Look through the records below, and copy out every line that holds the string "Mirza".

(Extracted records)
= = = = = = =

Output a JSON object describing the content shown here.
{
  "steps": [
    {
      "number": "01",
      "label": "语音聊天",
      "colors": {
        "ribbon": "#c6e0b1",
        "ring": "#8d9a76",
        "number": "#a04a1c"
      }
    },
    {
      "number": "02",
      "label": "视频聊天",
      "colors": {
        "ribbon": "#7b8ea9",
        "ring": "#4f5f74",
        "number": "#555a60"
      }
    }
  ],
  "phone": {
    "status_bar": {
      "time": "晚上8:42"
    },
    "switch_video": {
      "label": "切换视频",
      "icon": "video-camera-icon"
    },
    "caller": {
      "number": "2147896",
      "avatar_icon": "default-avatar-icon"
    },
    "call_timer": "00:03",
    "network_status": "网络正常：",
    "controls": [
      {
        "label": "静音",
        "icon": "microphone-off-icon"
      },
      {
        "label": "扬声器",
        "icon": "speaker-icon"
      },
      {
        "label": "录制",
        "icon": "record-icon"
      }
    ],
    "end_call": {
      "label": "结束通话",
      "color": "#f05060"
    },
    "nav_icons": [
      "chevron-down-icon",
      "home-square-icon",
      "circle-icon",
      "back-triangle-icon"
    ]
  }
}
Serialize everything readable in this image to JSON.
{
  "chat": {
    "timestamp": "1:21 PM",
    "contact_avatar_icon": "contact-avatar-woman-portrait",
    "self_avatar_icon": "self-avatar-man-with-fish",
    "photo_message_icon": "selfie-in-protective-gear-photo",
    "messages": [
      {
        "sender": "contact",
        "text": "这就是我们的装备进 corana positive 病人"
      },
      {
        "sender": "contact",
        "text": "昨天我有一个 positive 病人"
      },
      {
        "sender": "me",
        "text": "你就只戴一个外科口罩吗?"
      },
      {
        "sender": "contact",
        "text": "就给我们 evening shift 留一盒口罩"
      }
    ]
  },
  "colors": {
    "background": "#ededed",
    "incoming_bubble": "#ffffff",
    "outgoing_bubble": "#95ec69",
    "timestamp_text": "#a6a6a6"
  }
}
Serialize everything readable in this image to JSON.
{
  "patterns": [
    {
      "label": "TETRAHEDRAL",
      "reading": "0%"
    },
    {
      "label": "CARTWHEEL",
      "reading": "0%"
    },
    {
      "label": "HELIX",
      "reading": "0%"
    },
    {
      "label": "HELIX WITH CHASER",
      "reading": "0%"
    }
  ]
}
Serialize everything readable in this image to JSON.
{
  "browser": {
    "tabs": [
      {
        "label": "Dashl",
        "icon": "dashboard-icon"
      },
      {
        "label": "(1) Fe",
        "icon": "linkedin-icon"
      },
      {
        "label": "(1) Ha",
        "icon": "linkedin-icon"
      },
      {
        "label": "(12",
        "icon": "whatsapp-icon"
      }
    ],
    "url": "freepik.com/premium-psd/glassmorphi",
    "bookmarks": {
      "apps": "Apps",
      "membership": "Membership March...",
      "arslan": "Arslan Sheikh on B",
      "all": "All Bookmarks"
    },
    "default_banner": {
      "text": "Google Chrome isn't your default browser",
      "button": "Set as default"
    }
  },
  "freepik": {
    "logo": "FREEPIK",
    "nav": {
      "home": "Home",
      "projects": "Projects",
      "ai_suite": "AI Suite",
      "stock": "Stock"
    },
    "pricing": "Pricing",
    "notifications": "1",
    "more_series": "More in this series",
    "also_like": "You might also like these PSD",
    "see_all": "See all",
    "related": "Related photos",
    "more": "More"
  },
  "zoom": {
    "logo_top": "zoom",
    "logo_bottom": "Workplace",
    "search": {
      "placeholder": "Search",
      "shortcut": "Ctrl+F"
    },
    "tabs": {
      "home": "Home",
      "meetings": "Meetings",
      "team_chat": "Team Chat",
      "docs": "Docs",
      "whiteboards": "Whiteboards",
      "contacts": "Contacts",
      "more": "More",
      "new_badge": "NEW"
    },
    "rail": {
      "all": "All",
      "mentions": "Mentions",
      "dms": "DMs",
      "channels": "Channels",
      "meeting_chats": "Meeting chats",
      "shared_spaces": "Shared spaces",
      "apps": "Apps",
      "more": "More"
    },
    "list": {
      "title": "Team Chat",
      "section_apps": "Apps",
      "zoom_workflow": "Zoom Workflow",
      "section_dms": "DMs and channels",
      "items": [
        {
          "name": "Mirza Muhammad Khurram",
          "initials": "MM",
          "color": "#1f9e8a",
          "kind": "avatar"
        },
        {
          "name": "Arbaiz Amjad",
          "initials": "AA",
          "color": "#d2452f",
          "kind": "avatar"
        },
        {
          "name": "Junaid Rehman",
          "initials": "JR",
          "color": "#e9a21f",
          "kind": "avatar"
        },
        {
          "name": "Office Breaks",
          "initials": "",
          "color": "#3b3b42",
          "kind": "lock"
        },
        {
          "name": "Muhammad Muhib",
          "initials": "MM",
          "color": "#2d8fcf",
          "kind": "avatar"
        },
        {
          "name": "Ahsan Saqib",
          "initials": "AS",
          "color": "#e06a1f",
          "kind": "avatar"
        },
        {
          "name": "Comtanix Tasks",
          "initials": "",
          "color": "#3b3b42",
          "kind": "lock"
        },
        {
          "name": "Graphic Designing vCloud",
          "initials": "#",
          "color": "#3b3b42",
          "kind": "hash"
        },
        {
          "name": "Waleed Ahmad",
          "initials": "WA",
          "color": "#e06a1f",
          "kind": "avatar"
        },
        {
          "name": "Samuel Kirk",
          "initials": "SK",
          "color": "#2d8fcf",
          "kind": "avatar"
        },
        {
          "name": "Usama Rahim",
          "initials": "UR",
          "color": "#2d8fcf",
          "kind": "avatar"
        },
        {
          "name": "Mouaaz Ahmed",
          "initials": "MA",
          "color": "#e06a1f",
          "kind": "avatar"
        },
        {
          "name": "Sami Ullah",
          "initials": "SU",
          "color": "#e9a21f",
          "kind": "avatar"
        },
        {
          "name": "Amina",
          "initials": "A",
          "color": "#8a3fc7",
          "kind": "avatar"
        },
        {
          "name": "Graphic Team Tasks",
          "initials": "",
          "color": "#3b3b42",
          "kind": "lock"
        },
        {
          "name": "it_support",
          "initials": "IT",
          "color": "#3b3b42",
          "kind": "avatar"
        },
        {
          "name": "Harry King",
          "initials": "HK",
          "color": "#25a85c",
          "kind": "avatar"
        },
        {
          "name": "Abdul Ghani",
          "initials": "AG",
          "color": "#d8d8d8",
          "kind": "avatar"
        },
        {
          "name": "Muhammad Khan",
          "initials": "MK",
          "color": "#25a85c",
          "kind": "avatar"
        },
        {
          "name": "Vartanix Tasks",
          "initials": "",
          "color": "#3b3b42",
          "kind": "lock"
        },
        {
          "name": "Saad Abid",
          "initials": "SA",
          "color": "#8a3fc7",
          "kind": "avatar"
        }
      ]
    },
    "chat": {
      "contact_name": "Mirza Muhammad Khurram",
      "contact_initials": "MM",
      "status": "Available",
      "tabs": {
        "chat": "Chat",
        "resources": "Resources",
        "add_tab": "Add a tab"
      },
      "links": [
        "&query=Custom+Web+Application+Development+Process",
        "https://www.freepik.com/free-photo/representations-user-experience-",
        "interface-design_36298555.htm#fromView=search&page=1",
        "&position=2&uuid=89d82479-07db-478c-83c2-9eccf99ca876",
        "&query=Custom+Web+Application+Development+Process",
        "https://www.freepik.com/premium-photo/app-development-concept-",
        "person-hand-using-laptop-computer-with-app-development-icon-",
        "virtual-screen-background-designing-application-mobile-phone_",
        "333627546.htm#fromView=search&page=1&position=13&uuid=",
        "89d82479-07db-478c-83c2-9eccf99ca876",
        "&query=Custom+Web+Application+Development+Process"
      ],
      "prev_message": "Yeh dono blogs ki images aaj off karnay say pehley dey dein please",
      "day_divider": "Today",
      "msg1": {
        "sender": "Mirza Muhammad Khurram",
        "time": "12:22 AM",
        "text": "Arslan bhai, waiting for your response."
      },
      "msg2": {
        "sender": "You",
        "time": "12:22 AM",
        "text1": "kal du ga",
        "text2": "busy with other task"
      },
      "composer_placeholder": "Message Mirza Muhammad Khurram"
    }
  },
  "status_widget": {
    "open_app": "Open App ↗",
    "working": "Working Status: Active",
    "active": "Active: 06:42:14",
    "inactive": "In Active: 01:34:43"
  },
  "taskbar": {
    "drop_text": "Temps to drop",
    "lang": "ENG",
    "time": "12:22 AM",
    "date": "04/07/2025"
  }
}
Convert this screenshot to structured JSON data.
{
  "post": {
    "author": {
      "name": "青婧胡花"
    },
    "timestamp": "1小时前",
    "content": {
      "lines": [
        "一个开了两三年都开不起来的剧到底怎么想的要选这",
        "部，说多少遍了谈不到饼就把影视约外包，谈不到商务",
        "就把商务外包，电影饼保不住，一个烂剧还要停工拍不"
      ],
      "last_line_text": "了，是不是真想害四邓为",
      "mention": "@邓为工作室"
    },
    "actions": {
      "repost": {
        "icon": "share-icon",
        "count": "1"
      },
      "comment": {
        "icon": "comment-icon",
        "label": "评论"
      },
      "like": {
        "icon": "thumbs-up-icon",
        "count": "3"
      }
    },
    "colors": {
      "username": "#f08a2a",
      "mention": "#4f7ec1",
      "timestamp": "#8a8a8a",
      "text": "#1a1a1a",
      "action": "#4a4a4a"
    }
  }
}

= = = = = = =

Solution below:
          "name": "Mirza Muhammad Khurram",
      "contact_name": "Mirza Muhammad Khurram",
        "sender": "Mirza Muhammad Khurram",
      "composer_placeholder": "Message Mirza Muhammad Khurram"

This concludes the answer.